■ BRIEF
Do not copy the pictures; transcribe all other material exactly.
┏━━
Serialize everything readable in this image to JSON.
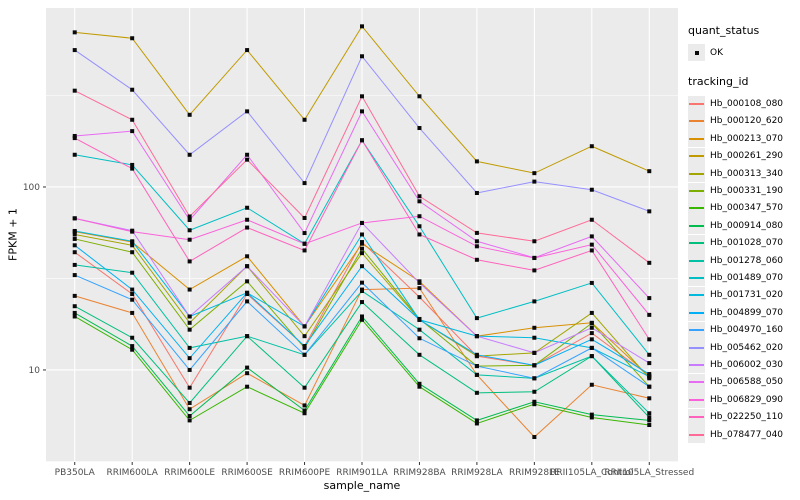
{
  "legend": {
    "quant_status_title": "quant_status",
    "quant_status_items": [
      "OK"
    ],
    "tracking_title": "tracking_id"
  },
  "chart_data": {
    "type": "line",
    "title": "",
    "xlabel": "sample_name",
    "ylabel": "FPKM + 1",
    "y_scale": "log10",
    "ylim": [
      3.14,
      951
    ],
    "y_ticks": [
      10,
      100
    ],
    "y_tick_labels": [
      "10",
      "100"
    ],
    "y_minor_breaks": [
      3.162,
      31.62,
      316.2
    ],
    "grid": true,
    "legend_position": "right",
    "point_shape": "square",
    "point_color": "#0a0a0a",
    "panel_background": "#ebebeb",
    "grid_color": "#ffffff",
    "axis_text_color": "#4d4d4d",
    "categories": [
      "PB350LA",
      "RRIM600LA",
      "RRIM600LE",
      "RRIM600SE",
      "RRIM600PE",
      "RRIM901LA",
      "RRIM928BA",
      "RRIM928LA",
      "RRIM928LE",
      "RRII105LA_Control",
      "RRII105LA_Stressed"
    ],
    "series": [
      {
        "name": "Hb_000108_080",
        "color": "#F8766D",
        "values": [
          44,
          26,
          8,
          26,
          13.5,
          50,
          25,
          11.9,
          10.6,
          15.9,
          9.3
        ]
      },
      {
        "name": "Hb_000120_620",
        "color": "#EA8331",
        "values": [
          25.4,
          20.5,
          6.1,
          9.6,
          6.4,
          27.5,
          28,
          9.4,
          4.3,
          8.3,
          7.0
        ]
      },
      {
        "name": "Hb_000213_070",
        "color": "#D89000",
        "values": [
          57,
          50,
          27.5,
          41.8,
          17.3,
          49,
          30.5,
          15.3,
          17,
          18.1,
          9.2
        ]
      },
      {
        "name": "Hb_000261_290",
        "color": "#C09B00",
        "values": [
          700,
          650,
          248,
          560,
          233,
          755,
          313,
          138,
          119,
          167,
          122
        ]
      },
      {
        "name": "Hb_000313_340",
        "color": "#A3A500",
        "values": [
          55,
          48,
          18.1,
          36.9,
          15.3,
          43.5,
          18.8,
          11.9,
          12.4,
          20.5,
          9.0
        ]
      },
      {
        "name": "Hb_000331_190",
        "color": "#7CAE00",
        "values": [
          52,
          44,
          16.6,
          30.5,
          13.2,
          46,
          19,
          10.5,
          10.6,
          18,
          8.1
        ]
      },
      {
        "name": "Hb_000347_570",
        "color": "#39B600",
        "values": [
          19.6,
          12.9,
          5.3,
          8.1,
          5.8,
          18.8,
          8.1,
          5.1,
          6.5,
          5.5,
          5.0
        ]
      },
      {
        "name": "Hb_000914_080",
        "color": "#00BB4E",
        "values": [
          20.5,
          13.5,
          5.6,
          10.3,
          6.0,
          19.6,
          8.4,
          5.3,
          6.7,
          5.7,
          5.3
        ]
      },
      {
        "name": "Hb_001028_070",
        "color": "#00BF7D",
        "values": [
          22.3,
          15.0,
          6.6,
          15.3,
          8.0,
          23.5,
          12.1,
          7.5,
          7.6,
          11.9,
          5.5
        ]
      },
      {
        "name": "Hb_001278_060",
        "color": "#00C1A3",
        "values": [
          37.5,
          34,
          13.2,
          15.3,
          12.1,
          27,
          16.6,
          9.4,
          9.0,
          11.9,
          5.8
        ]
      },
      {
        "name": "Hb_001489_070",
        "color": "#00BFC4",
        "values": [
          150,
          132,
          58,
          77,
          49,
          180,
          61,
          19.2,
          23.7,
          29.9,
          12.1
        ]
      },
      {
        "name": "Hb_001731_020",
        "color": "#00BADE",
        "values": [
          57.5,
          50.5,
          19.6,
          26.4,
          17.3,
          55,
          18.8,
          15.3,
          15.0,
          13.2,
          9.2
        ]
      },
      {
        "name": "Hb_004899_070",
        "color": "#00B0F6",
        "values": [
          48,
          27.5,
          11.6,
          26.4,
          13.5,
          36.9,
          18.8,
          12.1,
          10.6,
          14.7,
          9.5
        ]
      },
      {
        "name": "Hb_004970_160",
        "color": "#35A2FF",
        "values": [
          33,
          24.2,
          10.0,
          23.7,
          12.1,
          30,
          14.9,
          10.5,
          9.0,
          13.2,
          8.1
        ]
      },
      {
        "name": "Hb_005462_020",
        "color": "#9590FF",
        "values": [
          560,
          340,
          150,
          259,
          105,
          518,
          210,
          92.7,
          107,
          96.6,
          73.6
        ]
      },
      {
        "name": "Hb_006002_030",
        "color": "#C77CFF",
        "values": [
          67.4,
          57.7,
          19.6,
          36.9,
          17.3,
          63.6,
          29.9,
          15.3,
          12.4,
          17,
          10.9
        ]
      },
      {
        "name": "Hb_006588_050",
        "color": "#E76BF3",
        "values": [
          190,
          202,
          66,
          150,
          56,
          259,
          83.5,
          50.5,
          41,
          53.7,
          24.7
        ]
      },
      {
        "name": "Hb_006829_090",
        "color": "#FA62DB",
        "values": [
          67.4,
          57,
          51.5,
          66.2,
          48.9,
          63.6,
          69.2,
          47.4,
          40.9,
          48.4,
          20.0
        ]
      },
      {
        "name": "Hb_022250_110",
        "color": "#FF62BC",
        "values": [
          185,
          126,
          39.2,
          60,
          45,
          180,
          55,
          40,
          35,
          45,
          14.7
        ]
      },
      {
        "name": "Hb_078477_040",
        "color": "#FF6A98",
        "values": [
          336,
          233,
          69,
          141,
          67.7,
          313,
          89,
          56.1,
          50.5,
          66.2,
          38.5
        ]
      }
    ]
  }
}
┗━━
■ EXERCISE RESPONSE
Serialize everything readable in this image to JSON.
{
  "legend": {
    "quant_status_title": "quant_status",
    "quant_status_items": [
      "OK"
    ],
    "tracking_title": "tracking_id"
  },
  "chart_data": {
    "type": "line",
    "title": "",
    "xlabel": "sample_name",
    "ylabel": "FPKM + 1",
    "y_scale": "log10",
    "ylim": [
      3.14,
      951
    ],
    "y_ticks": [
      10,
      100
    ],
    "y_tick_labels": [
      "10",
      "100"
    ],
    "y_minor_breaks": [
      3.162,
      31.62,
      316.2
    ],
    "grid": true,
    "legend_position": "right",
    "point_shape": "square",
    "point_color": "#0a0a0a",
    "panel_background": "#ebebeb",
    "grid_color": "#ffffff",
    "axis_text_color": "#4d4d4d",
    "categories": [
      "PB350LA",
      "RRIM600LA",
      "RRIM600LE",
      "RRIM600SE",
      "RRIM600PE",
      "RRIM901LA",
      "RRIM928BA",
      "RRIM928LA",
      "RRIM928LE",
      "RRII105LA_Control",
      "RRII105LA_Stressed"
    ],
    "series": [
      {
        "name": "Hb_000108_080",
        "color": "#F8766D",
        "values": [
          44,
          26,
          8,
          26,
          13.5,
          50,
          25,
          11.9,
          10.6,
          15.9,
          9.3
        ]
      },
      {
        "name": "Hb_000120_620",
        "color": "#EA8331",
        "values": [
          25.4,
          20.5,
          6.1,
          9.6,
          6.4,
          27.5,
          28,
          9.4,
          4.3,
          8.3,
          7.0
        ]
      },
      {
        "name": "Hb_000213_070",
        "color": "#D89000",
        "values": [
          57,
          50,
          27.5,
          41.8,
          17.3,
          49,
          30.5,
          15.3,
          17,
          18.1,
          9.2
        ]
      },
      {
        "name": "Hb_000261_290",
        "color": "#C09B00",
        "values": [
          700,
          650,
          248,
          560,
          233,
          755,
          313,
          138,
          119,
          167,
          122
        ]
      },
      {
        "name": "Hb_000313_340",
        "color": "#A3A500",
        "values": [
          55,
          48,
          18.1,
          36.9,
          15.3,
          43.5,
          18.8,
          11.9,
          12.4,
          20.5,
          9.0
        ]
      },
      {
        "name": "Hb_000331_190",
        "color": "#7CAE00",
        "values": [
          52,
          44,
          16.6,
          30.5,
          13.2,
          46,
          19,
          10.5,
          10.6,
          18,
          8.1
        ]
      },
      {
        "name": "Hb_000347_570",
        "color": "#39B600",
        "values": [
          19.6,
          12.9,
          5.3,
          8.1,
          5.8,
          18.8,
          8.1,
          5.1,
          6.5,
          5.5,
          5.0
        ]
      },
      {
        "name": "Hb_000914_080",
        "color": "#00BB4E",
        "values": [
          20.5,
          13.5,
          5.6,
          10.3,
          6.0,
          19.6,
          8.4,
          5.3,
          6.7,
          5.7,
          5.3
        ]
      },
      {
        "name": "Hb_001028_070",
        "color": "#00BF7D",
        "values": [
          22.3,
          15.0,
          6.6,
          15.3,
          8.0,
          23.5,
          12.1,
          7.5,
          7.6,
          11.9,
          5.5
        ]
      },
      {
        "name": "Hb_001278_060",
        "color": "#00C1A3",
        "values": [
          37.5,
          34,
          13.2,
          15.3,
          12.1,
          27,
          16.6,
          9.4,
          9.0,
          11.9,
          5.8
        ]
      },
      {
        "name": "Hb_001489_070",
        "color": "#00BFC4",
        "values": [
          150,
          132,
          58,
          77,
          49,
          180,
          61,
          19.2,
          23.7,
          29.9,
          12.1
        ]
      },
      {
        "name": "Hb_001731_020",
        "color": "#00BADE",
        "values": [
          57.5,
          50.5,
          19.6,
          26.4,
          17.3,
          55,
          18.8,
          15.3,
          15.0,
          13.2,
          9.2
        ]
      },
      {
        "name": "Hb_004899_070",
        "color": "#00B0F6",
        "values": [
          48,
          27.5,
          11.6,
          26.4,
          13.5,
          36.9,
          18.8,
          12.1,
          10.6,
          14.7,
          9.5
        ]
      },
      {
        "name": "Hb_004970_160",
        "color": "#35A2FF",
        "values": [
          33,
          24.2,
          10.0,
          23.7,
          12.1,
          30,
          14.9,
          10.5,
          9.0,
          13.2,
          8.1
        ]
      },
      {
        "name": "Hb_005462_020",
        "color": "#9590FF",
        "values": [
          560,
          340,
          150,
          259,
          105,
          518,
          210,
          92.7,
          107,
          96.6,
          73.6
        ]
      },
      {
        "name": "Hb_006002_030",
        "color": "#C77CFF",
        "values": [
          67.4,
          57.7,
          19.6,
          36.9,
          17.3,
          63.6,
          29.9,
          15.3,
          12.4,
          17,
          10.9
        ]
      },
      {
        "name": "Hb_006588_050",
        "color": "#E76BF3",
        "values": [
          190,
          202,
          66,
          150,
          56,
          259,
          83.5,
          50.5,
          41,
          53.7,
          24.7
        ]
      },
      {
        "name": "Hb_006829_090",
        "color": "#FA62DB",
        "values": [
          67.4,
          57,
          51.5,
          66.2,
          48.9,
          63.6,
          69.2,
          47.4,
          40.9,
          48.4,
          20.0
        ]
      },
      {
        "name": "Hb_022250_110",
        "color": "#FF62BC",
        "values": [
          185,
          126,
          39.2,
          60,
          45,
          180,
          55,
          40,
          35,
          45,
          14.7
        ]
      },
      {
        "name": "Hb_078477_040",
        "color": "#FF6A98",
        "values": [
          336,
          233,
          69,
          141,
          67.7,
          313,
          89,
          56.1,
          50.5,
          66.2,
          38.5
        ]
      }
    ]
  }
}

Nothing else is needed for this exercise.